[start]

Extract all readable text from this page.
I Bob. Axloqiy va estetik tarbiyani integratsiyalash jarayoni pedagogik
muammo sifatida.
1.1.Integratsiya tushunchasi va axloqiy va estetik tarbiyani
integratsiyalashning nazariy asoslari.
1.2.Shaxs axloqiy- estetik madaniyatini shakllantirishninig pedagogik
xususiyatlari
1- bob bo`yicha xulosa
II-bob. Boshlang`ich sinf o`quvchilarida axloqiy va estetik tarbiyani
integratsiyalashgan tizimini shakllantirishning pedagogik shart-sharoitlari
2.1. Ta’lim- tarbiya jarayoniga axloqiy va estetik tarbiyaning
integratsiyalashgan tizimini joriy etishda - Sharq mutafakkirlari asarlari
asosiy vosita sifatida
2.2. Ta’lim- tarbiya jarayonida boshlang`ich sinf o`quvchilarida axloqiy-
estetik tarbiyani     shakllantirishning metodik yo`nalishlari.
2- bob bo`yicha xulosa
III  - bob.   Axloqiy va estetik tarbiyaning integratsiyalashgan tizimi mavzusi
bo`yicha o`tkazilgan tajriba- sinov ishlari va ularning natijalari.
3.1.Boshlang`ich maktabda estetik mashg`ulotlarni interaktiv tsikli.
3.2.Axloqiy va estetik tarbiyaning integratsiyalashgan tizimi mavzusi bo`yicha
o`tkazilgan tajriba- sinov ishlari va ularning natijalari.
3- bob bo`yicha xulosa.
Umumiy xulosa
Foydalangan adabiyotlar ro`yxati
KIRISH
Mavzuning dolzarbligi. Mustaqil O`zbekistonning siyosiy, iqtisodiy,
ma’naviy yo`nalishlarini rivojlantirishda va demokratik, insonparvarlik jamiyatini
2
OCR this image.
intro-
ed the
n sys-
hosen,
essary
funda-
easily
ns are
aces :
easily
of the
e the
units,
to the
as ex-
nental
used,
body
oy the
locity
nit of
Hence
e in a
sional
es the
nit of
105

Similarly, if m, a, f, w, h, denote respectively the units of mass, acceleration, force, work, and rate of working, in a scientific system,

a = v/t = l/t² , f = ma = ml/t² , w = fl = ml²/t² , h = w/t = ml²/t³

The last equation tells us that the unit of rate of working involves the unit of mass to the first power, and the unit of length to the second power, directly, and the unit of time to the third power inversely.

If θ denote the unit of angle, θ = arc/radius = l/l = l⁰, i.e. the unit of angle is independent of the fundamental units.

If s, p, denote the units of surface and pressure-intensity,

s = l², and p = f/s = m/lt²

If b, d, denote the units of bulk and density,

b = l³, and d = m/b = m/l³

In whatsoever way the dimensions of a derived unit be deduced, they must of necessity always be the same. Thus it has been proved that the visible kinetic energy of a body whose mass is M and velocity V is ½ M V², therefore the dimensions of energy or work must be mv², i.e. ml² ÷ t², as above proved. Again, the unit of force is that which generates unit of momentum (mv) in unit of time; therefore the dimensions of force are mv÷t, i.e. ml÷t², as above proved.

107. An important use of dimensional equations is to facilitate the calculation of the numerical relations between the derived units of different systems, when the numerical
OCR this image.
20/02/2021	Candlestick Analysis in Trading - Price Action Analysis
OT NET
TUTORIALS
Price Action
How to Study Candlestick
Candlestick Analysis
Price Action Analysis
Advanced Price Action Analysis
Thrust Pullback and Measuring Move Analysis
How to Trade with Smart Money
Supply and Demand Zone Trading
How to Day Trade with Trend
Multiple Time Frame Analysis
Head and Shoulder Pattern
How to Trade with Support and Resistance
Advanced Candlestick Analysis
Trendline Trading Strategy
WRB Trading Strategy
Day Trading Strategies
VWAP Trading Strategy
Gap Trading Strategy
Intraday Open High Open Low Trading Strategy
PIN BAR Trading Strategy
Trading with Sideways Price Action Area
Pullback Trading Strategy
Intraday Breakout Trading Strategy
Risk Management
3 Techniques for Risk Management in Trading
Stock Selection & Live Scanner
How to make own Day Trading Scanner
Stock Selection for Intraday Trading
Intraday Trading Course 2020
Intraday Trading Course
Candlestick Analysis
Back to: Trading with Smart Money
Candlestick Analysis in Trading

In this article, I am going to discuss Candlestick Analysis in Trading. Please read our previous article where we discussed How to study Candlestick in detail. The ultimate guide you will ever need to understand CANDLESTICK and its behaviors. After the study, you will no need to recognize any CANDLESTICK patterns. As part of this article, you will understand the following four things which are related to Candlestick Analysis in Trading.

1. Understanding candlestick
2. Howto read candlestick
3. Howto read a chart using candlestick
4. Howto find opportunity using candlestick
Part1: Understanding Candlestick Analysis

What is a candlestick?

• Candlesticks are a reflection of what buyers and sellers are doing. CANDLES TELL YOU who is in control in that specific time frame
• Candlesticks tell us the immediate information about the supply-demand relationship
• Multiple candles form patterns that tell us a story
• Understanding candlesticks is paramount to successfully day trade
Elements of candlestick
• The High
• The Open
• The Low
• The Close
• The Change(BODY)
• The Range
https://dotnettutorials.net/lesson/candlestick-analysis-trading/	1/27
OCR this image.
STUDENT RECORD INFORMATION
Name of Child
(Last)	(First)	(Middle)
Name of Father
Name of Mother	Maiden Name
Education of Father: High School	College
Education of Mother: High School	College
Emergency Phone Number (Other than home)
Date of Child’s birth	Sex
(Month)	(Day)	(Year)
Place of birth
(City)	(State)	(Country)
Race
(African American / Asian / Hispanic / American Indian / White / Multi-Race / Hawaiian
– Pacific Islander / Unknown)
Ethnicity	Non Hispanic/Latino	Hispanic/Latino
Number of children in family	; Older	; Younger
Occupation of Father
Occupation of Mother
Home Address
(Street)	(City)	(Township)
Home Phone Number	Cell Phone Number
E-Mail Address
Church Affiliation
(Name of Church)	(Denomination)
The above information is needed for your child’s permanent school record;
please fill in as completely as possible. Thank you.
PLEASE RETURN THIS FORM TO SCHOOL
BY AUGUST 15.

[end]

■ What is expected: Give every line of the material again, exactly as it reads.

■ Solved problem:
Extract all readable text from this page.
I Bob. Axloqiy va estetik tarbiyani integratsiyalash jarayoni pedagogik
muammo sifatida.
1.1.Integratsiya tushunchasi va axloqiy va estetik tarbiyani
integratsiyalashning nazariy asoslari.
1.2.Shaxs axloqiy- estetik madaniyatini shakllantirishninig pedagogik
xususiyatlari
1- bob bo`yicha xulosa
II-bob. Boshlang`ich sinf o`quvchilarida axloqiy va estetik tarbiyani
integratsiyalashgan tizimini shakllantirishning pedagogik shart-sharoitlari
2.1. Ta’lim- tarbiya jarayoniga axloqiy va estetik tarbiyaning
integratsiyalashgan tizimini joriy etishda - Sharq mutafakkirlari asarlari
asosiy vosita sifatida
2.2. Ta’lim- tarbiya jarayonida boshlang`ich sinf o`quvchilarida axloqiy-
estetik tarbiyani     shakllantirishning metodik yo`nalishlari.
2- bob bo`yicha xulosa
III  - bob.   Axloqiy va estetik tarbiyaning integratsiyalashgan tizimi mavzusi
bo`yicha o`tkazilgan tajriba- sinov ishlari va ularning natijalari.
3.1.Boshlang`ich maktabda estetik mashg`ulotlarni interaktiv tsikli.
3.2.Axloqiy va estetik tarbiyaning integratsiyalashgan tizimi mavzusi bo`yicha
o`tkazilgan tajriba- sinov ishlari va ularning natijalari.
3- bob bo`yicha xulosa.
Umumiy xulosa
Foydalangan adabiyotlar ro`yxati
KIRISH
Mavzuning dolzarbligi. Mustaqil O`zbekistonning siyosiy, iqtisodiy,
ma’naviy yo`nalishlarini rivojlantirishda va demokratik, insonparvarlik jamiyatini
2
OCR this image.
intro-
ed the
n sys-
hosen,
essary
funda-
easily
ns are
aces :
easily
of the
e the
units,
to the
as ex-
nental
used,
body
oy the
locity
nit of
Hence
e in a
sional
es the
nit of
105

Similarly, if m, a, f, w, h, denote respectively the units of mass, acceleration, force, work, and rate of working, in a scientific system,

a = v/t = l/t² , f = ma = ml/t² , w = fl = ml²/t² , h = w/t = ml²/t³

The last equation tells us that the unit of rate of working involves the unit of mass to the first power, and the unit of length to the second power, directly, and the unit of time to the third power inversely.

If θ denote the unit of angle, θ = arc/radius = l/l = l⁰, i.e. the unit of angle is independent of the fundamental units.

If s, p, denote the units of surface and pressure-intensity,

s = l², and p = f/s = m/lt²

If b, d, denote the units of bulk and density,

b = l³, and d = m/b = m/l³

In whatsoever way the dimensions of a derived unit be deduced, they must of necessity always be the same. Thus it has been proved that the visible kinetic energy of a body whose mass is M and velocity V is ½ M V², therefore the dimensions of energy or work must be mv², i.e. ml² ÷ t², as above proved. Again, the unit of force is that which generates unit of momentum (mv) in unit of time; therefore the dimensions of force are mv÷t, i.e. ml÷t², as above proved.

107. An important use of dimensional equations is to facilitate the calculation of the numerical relations between the derived units of different systems, when the numerical
OCR this image.
20/02/2021	Candlestick Analysis in Trading - Price Action Analysis
OT NET
TUTORIALS
Price Action
How to Study Candlestick
Candlestick Analysis
Price Action Analysis
Advanced Price Action Analysis
Thrust Pullback and Measuring Move Analysis
How to Trade with Smart Money
Supply and Demand Zone Trading
How to Day Trade with Trend
Multiple Time Frame Analysis
Head and Shoulder Pattern
How to Trade with Support and Resistance
Advanced Candlestick Analysis
Trendline Trading Strategy
WRB Trading Strategy
Day Trading Strategies
VWAP Trading Strategy
Gap Trading Strategy
Intraday Open High Open Low Trading Strategy
PIN BAR Trading Strategy
Trading with Sideways Price Action Area
Pullback Trading Strategy
Intraday Breakout Trading Strategy
Risk Management
3 Techniques for Risk Management in Trading
Stock Selection & Live Scanner
How to make own Day Trading Scanner
Stock Selection for Intraday Trading
Intraday Trading Course 2020
Intraday Trading Course
Candlestick Analysis
Back to: Trading with Smart Money
Candlestick Analysis in Trading

In this article, I am going to discuss Candlestick Analysis in Trading. Please read our previous article where we discussed How to study Candlestick in detail. The ultimate guide you will ever need to understand CANDLESTICK and its behaviors. After the study, you will no need to recognize any CANDLESTICK patterns. As part of this article, you will understand the following four things which are related to Candlestick Analysis in Trading.

1. Understanding candlestick
2. Howto read candlestick
3. Howto read a chart using candlestick
4. Howto find opportunity using candlestick
Part1: Understanding Candlestick Analysis

What is a candlestick?

• Candlesticks are a reflection of what buyers and sellers are doing. CANDLES TELL YOU who is in control in that specific time frame
• Candlesticks tell us the immediate information about the supply-demand relationship
• Multiple candles form patterns that tell us a story
• Understanding candlesticks is paramount to successfully day trade
Elements of candlestick
• The High
• The Open
• The Low
• The Close
• The Change(BODY)
• The Range
https://dotnettutorials.net/lesson/candlestick-analysis-trading/	1/27
OCR this image.
STUDENT RECORD INFORMATION
Name of Child
(Last)	(First)	(Middle)
Name of Father
Name of Mother	Maiden Name
Education of Father: High School	College
Education of Mother: High School	College
Emergency Phone Number (Other than home)
Date of Child’s birth	Sex
(Month)	(Day)	(Year)
Place of birth
(City)	(State)	(Country)
Race
(African American / Asian / Hispanic / American Indian / White / Multi-Race / Hawaiian
– Pacific Islander / Unknown)
Ethnicity	Non Hispanic/Latino	Hispanic/Latino
Number of children in family	; Older	; Younger
Occupation of Father
Occupation of Mother
Home Address
(Street)	(City)	(Township)
Home Phone Number	Cell Phone Number
E-Mail Address
Church Affiliation
(Name of Church)	(Denomination)
The above information is needed for your child’s permanent school record;
please fill in as completely as possible. Thank you.
PLEASE RETURN THIS FORM TO SCHOOL
BY AUGUST 15.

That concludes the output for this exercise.